**YOUR GOAL**:
Omit all pictures and give the records below again exactly as written.

Saved data entries
- - -

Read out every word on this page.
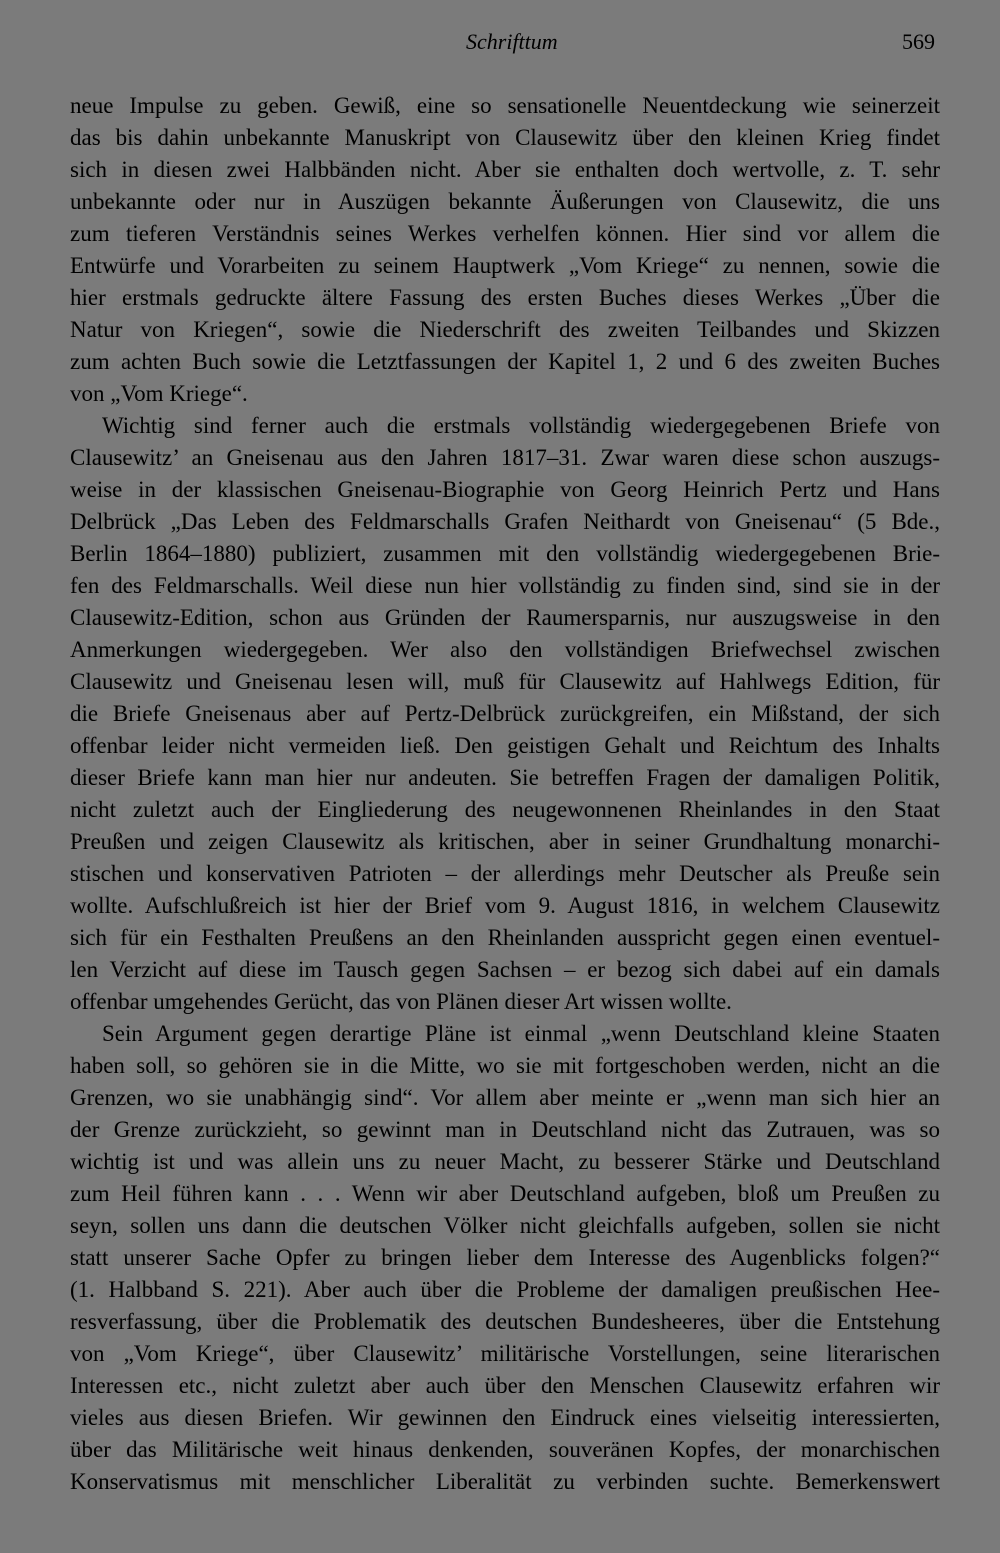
Schrifttum	569
neue Impulse zu geben. Gewiß, eine so sensationelle Neuentdeckung wie seinerzeit
das bis dahin unbekannte Manuskript von Clausewitz über den kleinen Krieg findet
sich in diesen zwei Halbbänden nicht. Aber sie enthalten doch wertvolle, z. T. sehr
unbekannte oder nur in Auszügen bekannte Äußerungen von Clausewitz, die uns
zum tieferen Verständnis seines Werkes verhelfen können. Hier sind vor allem die
Entwürfe und Vorarbeiten zu seinem Hauptwerk „Vom Kriege“ zu nennen, sowie die
hier erstmals gedruckte ältere Fassung des ersten Buches dieses Werkes „Über die
Natur von Kriegen“, sowie die Niederschrift des zweiten Teilbandes und Skizzen
zum achten Buch sowie die Letztfassungen der Kapitel 1, 2 und 6 des zweiten Buches
von „Vom Kriege“.
Wichtig sind ferner auch die erstmals vollständig wiedergegebenen Briefe von
Clausewitz’ an Gneisenau aus den Jahren 1817–31. Zwar waren diese schon auszugs-
weise in der klassischen Gneisenau-Biographie von Georg Heinrich Pertz und Hans
Delbrück „Das Leben des Feldmarschalls Grafen Neithardt von Gneisenau“ (5 Bde.,
Berlin 1864–1880) publiziert, zusammen mit den vollständig wiedergegebenen Brie-
fen des Feldmarschalls. Weil diese nun hier vollständig zu finden sind, sind sie in der
Clausewitz-Edition, schon aus Gründen der Raumersparnis, nur auszugsweise in den
Anmerkungen wiedergegeben. Wer also den vollständigen Briefwechsel zwischen
Clausewitz und Gneisenau lesen will, muß für Clausewitz auf Hahlwegs Edition, für
die Briefe Gneisenaus aber auf Pertz-Delbrück zurückgreifen, ein Mißstand, der sich
offenbar leider nicht vermeiden ließ. Den geistigen Gehalt und Reichtum des Inhalts
dieser Briefe kann man hier nur andeuten. Sie betreffen Fragen der damaligen Politik,
nicht zuletzt auch der Eingliederung des neugewonnenen Rheinlandes in den Staat
Preußen und zeigen Clausewitz als kritischen, aber in seiner Grundhaltung monarchi-
stischen und konservativen Patrioten – der allerdings mehr Deutscher als Preuße sein
wollte. Aufschlußreich ist hier der Brief vom 9. August 1816, in welchem Clausewitz
sich für ein Festhalten Preußens an den Rheinlanden ausspricht gegen einen eventuel-
len Verzicht auf diese im Tausch gegen Sachsen – er bezog sich dabei auf ein damals
offenbar umgehendes Gerücht, das von Plänen dieser Art wissen wollte.
Sein Argument gegen derartige Pläne ist einmal „wenn Deutschland kleine Staaten
haben soll, so gehören sie in die Mitte, wo sie mit fortgeschoben werden, nicht an die
Grenzen, wo sie unabhängig sind“. Vor allem aber meinte er „wenn man sich hier an
der Grenze zurückzieht, so gewinnt man in Deutschland nicht das Zutrauen, was so
wichtig ist und was allein uns zu neuer Macht, zu besserer Stärke und Deutschland
zum Heil führen kann . . . Wenn wir aber Deutschland aufgeben, bloß um Preußen zu
seyn, sollen uns dann die deutschen Völker nicht gleichfalls aufgeben, sollen sie nicht
statt unserer Sache Opfer zu bringen lieber dem Interesse des Augenblicks folgen?“
(1. Halbband S. 221). Aber auch über die Probleme der damaligen preußischen Hee-
resverfassung, über die Problematik des deutschen Bundesheeres, über die Entstehung
von „Vom Kriege“, über Clausewitz’ militärische Vorstellungen, seine literarischen
Interessen etc., nicht zuletzt aber auch über den Menschen Clausewitz erfahren wir
vieles aus diesen Briefen. Wir gewinnen den Eindruck eines vielseitig interessierten,
über das Militärische weit hinaus denkenden, souveränen Kopfes, der monarchischen
Konservatismus mit menschlicher Liberalität zu verbinden suchte. Bemerkenswert
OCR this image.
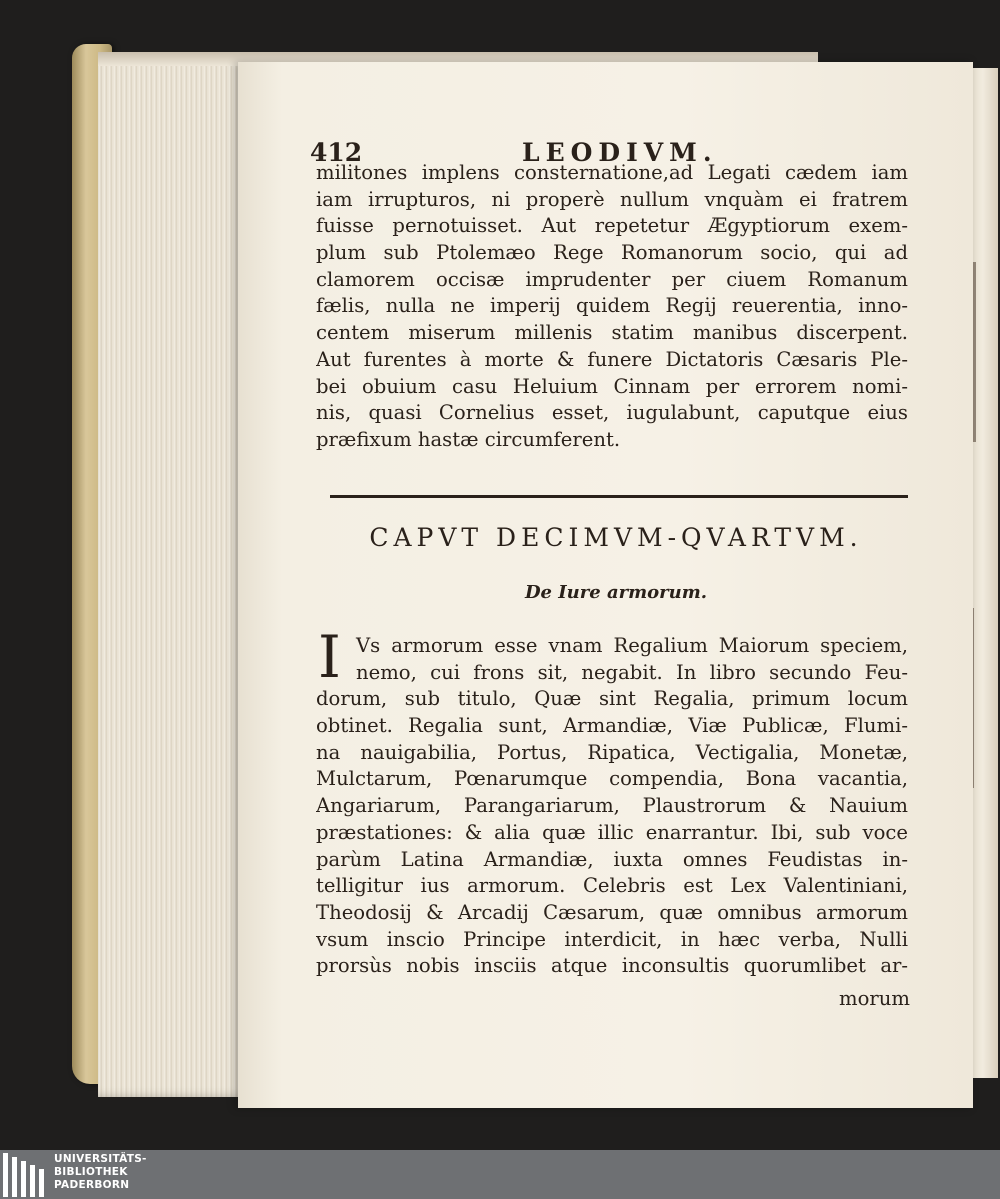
412	LEODIVM.
militones implens consternatione,ad Legati cædem iam
iam irrupturos, ni properè nullum vnquàm ei fratrem
fuisse pernotuisset. Aut repetetur Ægyptiorum exem-
plum sub Ptolemæo Rege Romanorum socio, qui ad
clamorem occisæ imprudenter per ciuem Romanum
fælis, nulla ne imperij quidem Regij reuerentia, inno-
centem miserum millenis statim manibus discerpent.
Aut furentes à morte & funere Dictatoris Cæsaris Ple-
bei obuium casu Heluium Cinnam per errorem nomi-
nis, quasi Cornelius esset, iugulabunt, caputque eius
præfixum hastæ circumferent.
CAPVT DECIMVM-QVARTVM.
De Iure armorum.
I Vs armorum esse vnam Regalium Maiorum speciem,
nemo, cui frons sit, negabit. In libro secundo Feu-
dorum, sub titulo, Quæ sint Regalia, primum locum
obtinet. Regalia sunt, Armandiæ, Viæ Publicæ, Flumi-
na nauigabilia, Portus, Ripatica, Vectigalia, Monetæ,
Mulctarum, Pœnarumque compendia, Bona vacantia,
Angariarum, Parangariarum, Plaustrorum & Nauium
præstationes: & alia quæ illic enarrantur. Ibi, sub voce
parùm Latina Armandiæ, iuxta omnes Feudistas in-
telligitur ius armorum. Celebris est Lex Valentiniani,
Theodosij & Arcadij Cæsarum, quæ omnibus armorum
vsum inscio Principe interdicit, in hæc verba, Nulli
prorsùs nobis insciis atque inconsultis quorumlibet ar-
morum
UNIVERSITÄTS-
BIBLIOTHEK
PADERBORN
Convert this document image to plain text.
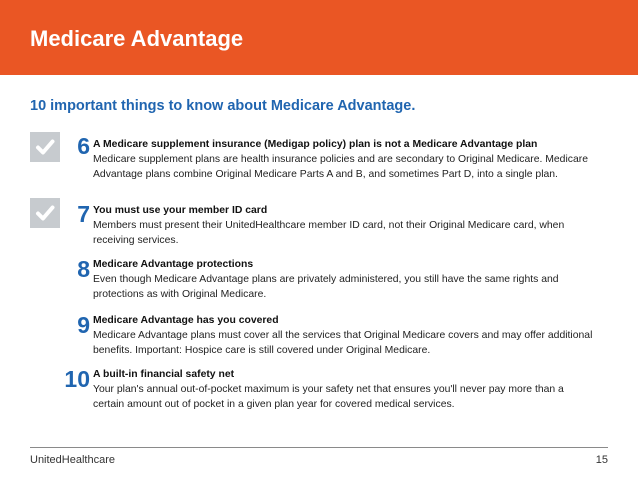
Medicare Advantage
10 important things to know about Medicare Advantage.
6 A Medicare supplement insurance (Medigap policy) plan is not a Medicare Advantage plan
Medicare supplement plans are health insurance policies and are secondary to Original Medicare. Medicare Advantage plans combine Original Medicare Parts A and B, and sometimes Part D, into a single plan.
7 You must use your member ID card
Members must present their UnitedHealthcare member ID card, not their Original Medicare card, when receiving services.
8 Medicare Advantage protections
Even though Medicare Advantage plans are privately administered, you still have the same rights and protections as with Original Medicare.
9 Medicare Advantage has you covered
Medicare Advantage plans must cover all the services that Original Medicare covers and may offer additional benefits. Important: Hospice care is still covered under Original Medicare.
10 A built-in financial safety net
Your plan's annual out-of-pocket maximum is your safety net that ensures you'll never pay more than a certain amount out of pocket in a given plan year for covered medical services.
UnitedHealthcare	15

- - -

**TASK SOLUTION**:
Read out every word on this page.
Schrifttum	569
neue Impulse zu geben. Gewiß, eine so sensationelle Neuentdeckung wie seinerzeit
das bis dahin unbekannte Manuskript von Clausewitz über den kleinen Krieg findet
sich in diesen zwei Halbbänden nicht. Aber sie enthalten doch wertvolle, z. T. sehr
unbekannte oder nur in Auszügen bekannte Äußerungen von Clausewitz, die uns
zum tieferen Verständnis seines Werkes verhelfen können. Hier sind vor allem die
Entwürfe und Vorarbeiten zu seinem Hauptwerk „Vom Kriege“ zu nennen, sowie die
hier erstmals gedruckte ältere Fassung des ersten Buches dieses Werkes „Über die
Natur von Kriegen“, sowie die Niederschrift des zweiten Teilbandes und Skizzen
zum achten Buch sowie die Letztfassungen der Kapitel 1, 2 und 6 des zweiten Buches
von „Vom Kriege“.
Wichtig sind ferner auch die erstmals vollständig wiedergegebenen Briefe von
Clausewitz’ an Gneisenau aus den Jahren 1817–31. Zwar waren diese schon auszugs-
weise in der klassischen Gneisenau-Biographie von Georg Heinrich Pertz und Hans
Delbrück „Das Leben des Feldmarschalls Grafen Neithardt von Gneisenau“ (5 Bde.,
Berlin 1864–1880) publiziert, zusammen mit den vollständig wiedergegebenen Brie-
fen des Feldmarschalls. Weil diese nun hier vollständig zu finden sind, sind sie in der
Clausewitz-Edition, schon aus Gründen der Raumersparnis, nur auszugsweise in den
Anmerkungen wiedergegeben. Wer also den vollständigen Briefwechsel zwischen
Clausewitz und Gneisenau lesen will, muß für Clausewitz auf Hahlwegs Edition, für
die Briefe Gneisenaus aber auf Pertz-Delbrück zurückgreifen, ein Mißstand, der sich
offenbar leider nicht vermeiden ließ. Den geistigen Gehalt und Reichtum des Inhalts
dieser Briefe kann man hier nur andeuten. Sie betreffen Fragen der damaligen Politik,
nicht zuletzt auch der Eingliederung des neugewonnenen Rheinlandes in den Staat
Preußen und zeigen Clausewitz als kritischen, aber in seiner Grundhaltung monarchi-
stischen und konservativen Patrioten – der allerdings mehr Deutscher als Preuße sein
wollte. Aufschlußreich ist hier der Brief vom 9. August 1816, in welchem Clausewitz
sich für ein Festhalten Preußens an den Rheinlanden ausspricht gegen einen eventuel-
len Verzicht auf diese im Tausch gegen Sachsen – er bezog sich dabei auf ein damals
offenbar umgehendes Gerücht, das von Plänen dieser Art wissen wollte.
Sein Argument gegen derartige Pläne ist einmal „wenn Deutschland kleine Staaten
haben soll, so gehören sie in die Mitte, wo sie mit fortgeschoben werden, nicht an die
Grenzen, wo sie unabhängig sind“. Vor allem aber meinte er „wenn man sich hier an
der Grenze zurückzieht, so gewinnt man in Deutschland nicht das Zutrauen, was so
wichtig ist und was allein uns zu neuer Macht, zu besserer Stärke und Deutschland
zum Heil führen kann . . . Wenn wir aber Deutschland aufgeben, bloß um Preußen zu
seyn, sollen uns dann die deutschen Völker nicht gleichfalls aufgeben, sollen sie nicht
statt unserer Sache Opfer zu bringen lieber dem Interesse des Augenblicks folgen?“
(1. Halbband S. 221). Aber auch über die Probleme der damaligen preußischen Hee-
resverfassung, über die Problematik des deutschen Bundesheeres, über die Entstehung
von „Vom Kriege“, über Clausewitz’ militärische Vorstellungen, seine literarischen
Interessen etc., nicht zuletzt aber auch über den Menschen Clausewitz erfahren wir
vieles aus diesen Briefen. Wir gewinnen den Eindruck eines vielseitig interessierten,
über das Militärische weit hinaus denkenden, souveränen Kopfes, der monarchischen
Konservatismus mit menschlicher Liberalität zu verbinden suchte. Bemerkenswert
OCR this image.
412	LEODIVM.
militones implens consternatione,ad Legati cædem iam
iam irrupturos, ni properè nullum vnquàm ei fratrem
fuisse pernotuisset. Aut repetetur Ægyptiorum exem-
plum sub Ptolemæo Rege Romanorum socio, qui ad
clamorem occisæ imprudenter per ciuem Romanum
fælis, nulla ne imperij quidem Regij reuerentia, inno-
centem miserum millenis statim manibus discerpent.
Aut furentes à morte & funere Dictatoris Cæsaris Ple-
bei obuium casu Heluium Cinnam per errorem nomi-
nis, quasi Cornelius esset, iugulabunt, caputque eius
præfixum hastæ circumferent.
CAPVT DECIMVM-QVARTVM.
De Iure armorum.
I Vs armorum esse vnam Regalium Maiorum speciem,
nemo, cui frons sit, negabit. In libro secundo Feu-
dorum, sub titulo, Quæ sint Regalia, primum locum
obtinet. Regalia sunt, Armandiæ, Viæ Publicæ, Flumi-
na nauigabilia, Portus, Ripatica, Vectigalia, Monetæ,
Mulctarum, Pœnarumque compendia, Bona vacantia,
Angariarum, Parangariarum, Plaustrorum & Nauium
præstationes: & alia quæ illic enarrantur. Ibi, sub voce
parùm Latina Armandiæ, iuxta omnes Feudistas in-
telligitur ius armorum. Celebris est Lex Valentiniani,
Theodosij & Arcadij Cæsarum, quæ omnibus armorum
vsum inscio Principe interdicit, in hæc verba, Nulli
prorsùs nobis insciis atque inconsultis quorumlibet ar-
morum
UNIVERSITÄTS-
BIBLIOTHEK
PADERBORN
Convert this document image to plain text.
Medicare Advantage
10 important things to know about Medicare Advantage.
6 A Medicare supplement insurance (Medigap policy) plan is not a Medicare Advantage plan
Medicare supplement plans are health insurance policies and are secondary to Original Medicare. Medicare Advantage plans combine Original Medicare Parts A and B, and sometimes Part D, into a single plan.
7 You must use your member ID card
Members must present their UnitedHealthcare member ID card, not their Original Medicare card, when receiving services.
8 Medicare Advantage protections
Even though Medicare Advantage plans are privately administered, you still have the same rights and protections as with Original Medicare.
9 Medicare Advantage has you covered
Medicare Advantage plans must cover all the services that Original Medicare covers and may offer additional benefits. Important: Hospice care is still covered under Original Medicare.
10 A built-in financial safety net
Your plan's annual out-of-pocket maximum is your safety net that ensures you'll never pay more than a certain amount out of pocket in a given plan year for covered medical services.
UnitedHealthcare	15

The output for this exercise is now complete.